(Item position entries)
-- Begin --

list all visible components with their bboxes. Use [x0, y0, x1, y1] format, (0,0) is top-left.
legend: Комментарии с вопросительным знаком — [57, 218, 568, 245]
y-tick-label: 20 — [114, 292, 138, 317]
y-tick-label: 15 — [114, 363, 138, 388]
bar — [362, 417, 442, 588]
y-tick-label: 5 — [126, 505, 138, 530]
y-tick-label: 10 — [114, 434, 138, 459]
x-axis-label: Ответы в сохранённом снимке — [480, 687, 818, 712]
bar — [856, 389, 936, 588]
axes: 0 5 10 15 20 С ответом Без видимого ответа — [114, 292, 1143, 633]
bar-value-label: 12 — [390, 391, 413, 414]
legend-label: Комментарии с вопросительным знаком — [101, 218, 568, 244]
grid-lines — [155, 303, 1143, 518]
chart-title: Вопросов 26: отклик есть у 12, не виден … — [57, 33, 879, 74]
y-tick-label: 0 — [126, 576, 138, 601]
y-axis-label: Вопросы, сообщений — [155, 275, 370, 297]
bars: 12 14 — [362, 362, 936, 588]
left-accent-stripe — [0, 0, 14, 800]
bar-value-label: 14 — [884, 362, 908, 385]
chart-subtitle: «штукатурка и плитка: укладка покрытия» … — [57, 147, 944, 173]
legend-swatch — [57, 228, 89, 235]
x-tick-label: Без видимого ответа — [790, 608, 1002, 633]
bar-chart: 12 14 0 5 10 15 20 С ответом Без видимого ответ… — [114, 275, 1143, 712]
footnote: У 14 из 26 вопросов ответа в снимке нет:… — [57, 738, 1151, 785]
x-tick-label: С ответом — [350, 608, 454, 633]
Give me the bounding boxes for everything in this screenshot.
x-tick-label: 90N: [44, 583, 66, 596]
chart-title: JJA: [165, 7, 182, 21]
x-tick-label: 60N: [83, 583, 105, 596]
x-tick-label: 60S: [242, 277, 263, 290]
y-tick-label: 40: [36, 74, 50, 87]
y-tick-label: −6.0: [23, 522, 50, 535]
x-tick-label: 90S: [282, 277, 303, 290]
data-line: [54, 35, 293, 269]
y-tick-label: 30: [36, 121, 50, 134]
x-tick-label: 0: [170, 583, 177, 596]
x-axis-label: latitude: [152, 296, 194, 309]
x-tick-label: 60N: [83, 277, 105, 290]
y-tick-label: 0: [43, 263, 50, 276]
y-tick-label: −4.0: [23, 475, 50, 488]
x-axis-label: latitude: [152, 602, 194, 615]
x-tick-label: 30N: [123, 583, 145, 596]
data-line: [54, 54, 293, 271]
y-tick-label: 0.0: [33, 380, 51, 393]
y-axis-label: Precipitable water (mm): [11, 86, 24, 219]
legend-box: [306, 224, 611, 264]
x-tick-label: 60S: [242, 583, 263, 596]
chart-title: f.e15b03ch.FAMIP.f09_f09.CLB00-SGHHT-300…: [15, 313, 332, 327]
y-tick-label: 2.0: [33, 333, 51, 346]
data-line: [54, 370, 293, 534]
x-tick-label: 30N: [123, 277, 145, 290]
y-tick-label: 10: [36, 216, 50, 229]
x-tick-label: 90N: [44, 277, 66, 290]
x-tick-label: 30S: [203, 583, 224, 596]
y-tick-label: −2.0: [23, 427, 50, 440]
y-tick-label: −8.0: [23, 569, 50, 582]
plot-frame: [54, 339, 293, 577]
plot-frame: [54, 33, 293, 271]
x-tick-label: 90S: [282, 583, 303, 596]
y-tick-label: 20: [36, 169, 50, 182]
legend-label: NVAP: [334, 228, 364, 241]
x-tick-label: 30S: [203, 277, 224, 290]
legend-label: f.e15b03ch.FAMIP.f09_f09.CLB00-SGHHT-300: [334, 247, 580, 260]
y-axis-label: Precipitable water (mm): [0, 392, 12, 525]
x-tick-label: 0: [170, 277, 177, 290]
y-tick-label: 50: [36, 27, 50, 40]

-- End --

Return, unchanged, the stretch of entries from the first line through the line containing "y-tick-label: 5 — [126, 505, 138, 530]", including both of those lines.

list all visible components with their bboxes. Use [x0, y0, x1, y1] format, (0,0) is top-left.
legend: Комментарии с вопросительным знаком — [57, 218, 568, 245]
y-tick-label: 20 — [114, 292, 138, 317]
y-tick-label: 15 — [114, 363, 138, 388]
bar — [362, 417, 442, 588]
y-tick-label: 5 — [126, 505, 138, 530]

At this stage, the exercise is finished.